**Exercise objective:** Format every line of the rows below as a JSON list of strings, one string per line, omitting any blank lines.

**Input records:**
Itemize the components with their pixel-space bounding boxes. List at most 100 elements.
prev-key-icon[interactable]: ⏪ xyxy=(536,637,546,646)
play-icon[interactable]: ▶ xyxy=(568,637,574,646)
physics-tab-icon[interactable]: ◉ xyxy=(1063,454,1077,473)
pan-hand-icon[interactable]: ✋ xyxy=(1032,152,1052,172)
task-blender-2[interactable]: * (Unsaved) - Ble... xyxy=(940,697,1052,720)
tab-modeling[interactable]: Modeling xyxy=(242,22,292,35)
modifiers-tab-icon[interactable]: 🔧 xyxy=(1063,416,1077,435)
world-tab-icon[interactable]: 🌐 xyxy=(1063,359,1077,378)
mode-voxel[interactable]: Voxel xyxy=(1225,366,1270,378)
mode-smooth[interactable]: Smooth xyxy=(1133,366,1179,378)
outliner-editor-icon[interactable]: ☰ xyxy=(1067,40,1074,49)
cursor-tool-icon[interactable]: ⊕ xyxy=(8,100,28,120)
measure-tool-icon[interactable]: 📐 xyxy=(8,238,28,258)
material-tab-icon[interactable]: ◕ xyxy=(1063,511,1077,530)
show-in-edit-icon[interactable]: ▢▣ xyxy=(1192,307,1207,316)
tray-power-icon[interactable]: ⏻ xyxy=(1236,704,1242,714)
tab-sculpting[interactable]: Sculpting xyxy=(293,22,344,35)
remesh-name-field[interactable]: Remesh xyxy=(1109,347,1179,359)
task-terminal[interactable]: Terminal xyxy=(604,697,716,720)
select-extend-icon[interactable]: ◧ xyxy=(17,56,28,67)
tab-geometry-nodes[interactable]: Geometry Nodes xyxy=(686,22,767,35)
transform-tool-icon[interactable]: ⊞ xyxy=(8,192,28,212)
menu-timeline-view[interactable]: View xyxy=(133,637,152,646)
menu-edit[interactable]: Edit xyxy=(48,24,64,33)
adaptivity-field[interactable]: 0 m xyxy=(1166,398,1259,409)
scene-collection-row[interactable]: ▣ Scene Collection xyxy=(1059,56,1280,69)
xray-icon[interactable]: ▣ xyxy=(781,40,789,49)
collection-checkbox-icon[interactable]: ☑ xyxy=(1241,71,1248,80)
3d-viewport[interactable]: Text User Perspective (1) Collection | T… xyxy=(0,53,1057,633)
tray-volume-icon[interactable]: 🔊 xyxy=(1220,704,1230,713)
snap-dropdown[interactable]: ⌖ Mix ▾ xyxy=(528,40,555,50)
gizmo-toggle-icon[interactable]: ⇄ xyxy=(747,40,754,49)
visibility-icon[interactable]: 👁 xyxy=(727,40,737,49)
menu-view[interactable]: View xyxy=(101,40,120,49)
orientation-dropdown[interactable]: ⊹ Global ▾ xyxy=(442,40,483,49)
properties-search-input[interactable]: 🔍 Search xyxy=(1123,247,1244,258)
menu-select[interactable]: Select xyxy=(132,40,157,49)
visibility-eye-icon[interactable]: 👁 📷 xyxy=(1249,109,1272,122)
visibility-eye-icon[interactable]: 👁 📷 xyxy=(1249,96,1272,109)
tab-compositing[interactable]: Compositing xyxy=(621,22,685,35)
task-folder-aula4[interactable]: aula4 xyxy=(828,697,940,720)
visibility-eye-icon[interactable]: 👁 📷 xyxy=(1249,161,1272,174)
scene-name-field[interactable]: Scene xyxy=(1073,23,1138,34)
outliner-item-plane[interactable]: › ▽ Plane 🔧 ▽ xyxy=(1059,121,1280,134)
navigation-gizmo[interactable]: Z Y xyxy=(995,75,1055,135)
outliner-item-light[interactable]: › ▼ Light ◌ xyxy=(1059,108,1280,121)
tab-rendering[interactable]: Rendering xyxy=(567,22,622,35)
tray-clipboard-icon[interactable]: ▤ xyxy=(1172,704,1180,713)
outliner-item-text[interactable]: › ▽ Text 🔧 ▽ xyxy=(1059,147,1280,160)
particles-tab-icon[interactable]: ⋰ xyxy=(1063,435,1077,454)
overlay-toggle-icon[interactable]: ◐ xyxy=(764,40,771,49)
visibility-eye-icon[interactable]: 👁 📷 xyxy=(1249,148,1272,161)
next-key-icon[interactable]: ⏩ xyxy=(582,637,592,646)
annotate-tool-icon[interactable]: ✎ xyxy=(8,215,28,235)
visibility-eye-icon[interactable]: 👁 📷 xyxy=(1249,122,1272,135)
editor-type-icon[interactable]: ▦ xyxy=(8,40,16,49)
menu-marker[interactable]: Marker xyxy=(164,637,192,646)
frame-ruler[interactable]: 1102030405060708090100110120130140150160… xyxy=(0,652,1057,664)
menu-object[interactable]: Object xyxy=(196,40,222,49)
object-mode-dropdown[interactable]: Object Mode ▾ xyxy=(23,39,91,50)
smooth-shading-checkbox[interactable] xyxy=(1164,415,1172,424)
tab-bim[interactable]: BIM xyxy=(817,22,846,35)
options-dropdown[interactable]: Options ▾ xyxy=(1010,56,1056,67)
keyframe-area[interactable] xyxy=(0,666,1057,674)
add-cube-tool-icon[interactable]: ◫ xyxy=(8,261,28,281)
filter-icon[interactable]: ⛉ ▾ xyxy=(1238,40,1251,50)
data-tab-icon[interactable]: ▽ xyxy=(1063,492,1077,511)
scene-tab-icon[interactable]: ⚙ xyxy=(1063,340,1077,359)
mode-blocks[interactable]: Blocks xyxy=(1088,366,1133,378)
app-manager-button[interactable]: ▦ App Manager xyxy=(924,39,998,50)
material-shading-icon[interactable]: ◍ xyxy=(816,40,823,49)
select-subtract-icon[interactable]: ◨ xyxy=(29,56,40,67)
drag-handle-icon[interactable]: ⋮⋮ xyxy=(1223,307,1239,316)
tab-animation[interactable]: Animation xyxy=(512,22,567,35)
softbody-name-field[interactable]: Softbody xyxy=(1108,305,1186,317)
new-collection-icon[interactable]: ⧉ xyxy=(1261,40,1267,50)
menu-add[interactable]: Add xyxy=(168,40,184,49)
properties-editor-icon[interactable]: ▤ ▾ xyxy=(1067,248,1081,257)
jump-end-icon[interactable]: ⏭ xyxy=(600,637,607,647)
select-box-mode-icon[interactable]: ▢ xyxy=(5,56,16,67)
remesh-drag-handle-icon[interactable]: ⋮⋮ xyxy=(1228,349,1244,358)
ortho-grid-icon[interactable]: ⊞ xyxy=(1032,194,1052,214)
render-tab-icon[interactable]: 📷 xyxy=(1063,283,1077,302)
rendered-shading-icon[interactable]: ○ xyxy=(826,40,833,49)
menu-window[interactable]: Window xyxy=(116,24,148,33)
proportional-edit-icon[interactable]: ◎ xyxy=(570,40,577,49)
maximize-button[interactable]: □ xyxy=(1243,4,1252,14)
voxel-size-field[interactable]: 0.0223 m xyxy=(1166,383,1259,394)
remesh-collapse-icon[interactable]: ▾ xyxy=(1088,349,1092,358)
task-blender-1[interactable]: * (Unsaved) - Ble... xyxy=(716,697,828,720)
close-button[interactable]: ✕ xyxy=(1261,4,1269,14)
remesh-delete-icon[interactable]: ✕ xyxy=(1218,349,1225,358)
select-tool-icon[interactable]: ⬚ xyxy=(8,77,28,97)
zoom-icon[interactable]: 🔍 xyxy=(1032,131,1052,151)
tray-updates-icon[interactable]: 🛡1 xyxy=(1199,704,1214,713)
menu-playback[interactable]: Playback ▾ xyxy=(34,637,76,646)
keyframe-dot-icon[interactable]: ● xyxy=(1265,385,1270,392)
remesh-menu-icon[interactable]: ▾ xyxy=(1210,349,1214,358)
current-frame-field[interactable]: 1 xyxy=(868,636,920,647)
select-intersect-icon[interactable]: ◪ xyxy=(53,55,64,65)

**Solution for this task:**
[
  "Itemize the components with their pixel-space bounding boxes. List at most 100 elements.",
  "prev-key-icon[interactable]: ⏪ xyxy=(536,637,546,646)",
  "play-icon[interactable]: ▶ xyxy=(568,637,574,646)",
  "physics-tab-icon[interactable]: ◉ xyxy=(1063,454,1077,473)",
  "pan-hand-icon[interactable]: ✋ xyxy=(1032,152,1052,172)",
  "task-blender-2[interactable]: * (Unsaved) - Ble... xyxy=(940,697,1052,720)",
  "tab-modeling[interactable]: Modeling xyxy=(242,22,292,35)",
  "modifiers-tab-icon[interactable]: 🔧 xyxy=(1063,416,1077,435)",
  "world-tab-icon[interactable]: 🌐 xyxy=(1063,359,1077,378)",
  "mode-voxel[interactable]: Voxel xyxy=(1225,366,1270,378)",
  "mode-smooth[interactable]: Smooth xyxy=(1133,366,1179,378)",
  "outliner-editor-icon[interactable]: ☰ xyxy=(1067,40,1074,49)",
  "cursor-tool-icon[interactable]: ⊕ xyxy=(8,100,28,120)",
  "measure-tool-icon[interactable]: 📐 xyxy=(8,238,28,258)",
  "material-tab-icon[interactable]: ◕ xyxy=(1063,511,1077,530)",
  "show-in-edit-icon[interactable]: ▢▣ xyxy=(1192,307,1207,316)",
  "tray-power-icon[interactable]: ⏻ xyxy=(1236,704,1242,714)",
  "tab-sculpting[interactable]: Sculpting xyxy=(293,22,344,35)",
  "remesh-name-field[interactable]: Remesh xyxy=(1109,347,1179,359)",
  "task-terminal[interactable]: Terminal xyxy=(604,697,716,720)",
  "select-extend-icon[interactable]: ◧ xyxy=(17,56,28,67)",
  "tab-geometry-nodes[interactable]: Geometry Nodes xyxy=(686,22,767,35)",
  "transform-tool-icon[interactable]: ⊞ xyxy=(8,192,28,212)",
  "menu-timeline-view[interactable]: View xyxy=(133,637,152,646)",
  "menu-edit[interactable]: Edit xyxy=(48,24,64,33)",
  "adaptivity-field[interactable]: 0 m xyxy=(1166,398,1259,409)",
  "scene-collection-row[interactable]: ▣ Scene Collection xyxy=(1059,56,1280,69)",
  "xray-icon[interactable]: ▣ xyxy=(781,40,789,49)",
  "collection-checkbox-icon[interactable]: ☑ xyxy=(1241,71,1248,80)",
  "3d-viewport[interactable]: Text User Perspective (1) Collection | T… xyxy=(0,53,1057,633)",
  "tray-volume-icon[interactable]: 🔊 xyxy=(1220,704,1230,713)",
  "snap-dropdown[interactable]: ⌖ Mix ▾ xyxy=(528,40,555,50)",
  "gizmo-toggle-icon[interactable]: ⇄ xyxy=(747,40,754,49)",
  "visibility-icon[interactable]: 👁 xyxy=(727,40,737,49)",
  "menu-view[interactable]: View xyxy=(101,40,120,49)",
  "orientation-dropdown[interactable]: ⊹ Global ▾ xyxy=(442,40,483,49)",
  "properties-search-input[interactable]: 🔍 Search xyxy=(1123,247,1244,258)",
  "menu-select[interactable]: Select xyxy=(132,40,157,49)",
  "visibility-eye-icon[interactable]: 👁 📷 xyxy=(1249,109,1272,122)",
  "visibility-eye-icon[interactable]: 👁 📷 xyxy=(1249,96,1272,109)",
  "tab-compositing[interactable]: Compositing xyxy=(621,22,685,35)",
  "task-folder-aula4[interactable]: aula4 xyxy=(828,697,940,720)",
  "visibility-eye-icon[interactable]: 👁 📷 xyxy=(1249,161,1272,174)",
  "scene-name-field[interactable]: Scene xyxy=(1073,23,1138,34)",
  "outliner-item-plane[interactable]: › ▽ Plane 🔧 ▽ xyxy=(1059,121,1280,134)",
  "navigation-gizmo[interactable]: Z Y xyxy=(995,75,1055,135)",
  "outliner-item-light[interactable]: › ▼ Light ◌ xyxy=(1059,108,1280,121)",
  "tab-rendering[interactable]: Rendering xyxy=(567,22,622,35)",
  "tray-clipboard-icon[interactable]: ▤ xyxy=(1172,704,1180,713)",
  "outliner-item-text[interactable]: › ▽ Text 🔧 ▽ xyxy=(1059,147,1280,160)",
  "particles-tab-icon[interactable]: ⋰ xyxy=(1063,435,1077,454)",
  "overlay-toggle-icon[interactable]: ◐ xyxy=(764,40,771,49)",
  "visibility-eye-icon[interactable]: 👁 📷 xyxy=(1249,148,1272,161)",
  "next-key-icon[interactable]: ⏩ xyxy=(582,637,592,646)",
  "annotate-tool-icon[interactable]: ✎ xyxy=(8,215,28,235)",
  "visibility-eye-icon[interactable]: 👁 📷 xyxy=(1249,122,1272,135)",
  "editor-type-icon[interactable]: ▦ xyxy=(8,40,16,49)",
  "menu-marker[interactable]: Marker xyxy=(164,637,192,646)",
  "frame-ruler[interactable]: 1102030405060708090100110120130140150160… xyxy=(0,652,1057,664)",
  "menu-object[interactable]: Object xyxy=(196,40,222,49)",
  "object-mode-dropdown[interactable]: Object Mode ▾ xyxy=(23,39,91,50)",
  "smooth-shading-checkbox[interactable] xyxy=(1164,415,1172,424)",
  "tab-bim[interactable]: BIM xyxy=(817,22,846,35)",
  "options-dropdown[interactable]: Options ▾ xyxy=(1010,56,1056,67)",
  "keyframe-area[interactable] xyxy=(0,666,1057,674)",
  "add-cube-tool-icon[interactable]: ◫ xyxy=(8,261,28,281)",
  "filter-icon[interactable]: ⛉ ▾ xyxy=(1238,40,1251,50)",
  "data-tab-icon[interactable]: ▽ xyxy=(1063,492,1077,511)",
  "scene-tab-icon[interactable]: ⚙ xyxy=(1063,340,1077,359)",
  "mode-blocks[interactable]: Blocks xyxy=(1088,366,1133,378)",
  "app-manager-button[interactable]: ▦ App Manager xyxy=(924,39,998,50)",
  "material-shading-icon[interactable]: ◍ xyxy=(816,40,823,49)",
  "select-subtract-icon[interactable]: ◨ xyxy=(29,56,40,67)",
  "drag-handle-icon[interactable]: ⋮⋮ xyxy=(1223,307,1239,316)",
  "tab-animation[interactable]: Animation xyxy=(512,22,567,35)",
  "softbody-name-field[interactable]: Softbody xyxy=(1108,305,1186,317)",
  "new-collection-icon[interactable]: ⧉ xyxy=(1261,40,1267,50)",
  "menu-add[interactable]: Add xyxy=(168,40,184,49)",
  "properties-editor-icon[interactable]: ▤ ▾ xyxy=(1067,248,1081,257)",
  "jump-end-icon[interactable]: ⏭ xyxy=(600,637,607,647)",
  "select-box-mode-icon[interactable]: ▢ xyxy=(5,56,16,67)",
  "remesh-drag-handle-icon[interactable]: ⋮⋮ xyxy=(1228,349,1244,358)",
  "ortho-grid-icon[interactable]: ⊞ xyxy=(1032,194,1052,214)",
  "render-tab-icon[interactable]: 📷 xyxy=(1063,283,1077,302)",
  "rendered-shading-icon[interactable]: ○ xyxy=(826,40,833,49)",
  "menu-window[interactable]: Window xyxy=(116,24,148,33)",
  "proportional-edit-icon[interactable]: ◎ xyxy=(570,40,577,49)",
  "maximize-button[interactable]: □ xyxy=(1243,4,1252,14)",
  "voxel-size-field[interactable]: 0.0223 m xyxy=(1166,383,1259,394)",
  "remesh-collapse-icon[interactable]: ▾ xyxy=(1088,349,1092,358)",
  "task-blender-1[interactable]: * (Unsaved) - Ble... xyxy=(716,697,828,720)",
  "close-button[interactable]: ✕ xyxy=(1261,4,1269,14)",
  "remesh-delete-icon[interactable]: ✕ xyxy=(1218,349,1225,358)",
  "select-tool-icon[interactable]: ⬚ xyxy=(8,77,28,97)",
  "zoom-icon[interactable]: 🔍 xyxy=(1032,131,1052,151)",
  "tray-updates-icon[interactable]: 🛡1 xyxy=(1199,704,1214,713)",
  "menu-playback[interactable]: Playback ▾ xyxy=(34,637,76,646)",
  "keyframe-dot-icon[interactable]: ● xyxy=(1265,385,1270,392)",
  "remesh-menu-icon[interactable]: ▾ xyxy=(1210,349,1214,358)",
  "current-frame-field[interactable]: 1 xyxy=(868,636,920,647)",
  "select-intersect-icon[interactable]: ◪ xyxy=(53,55,64,65)"
]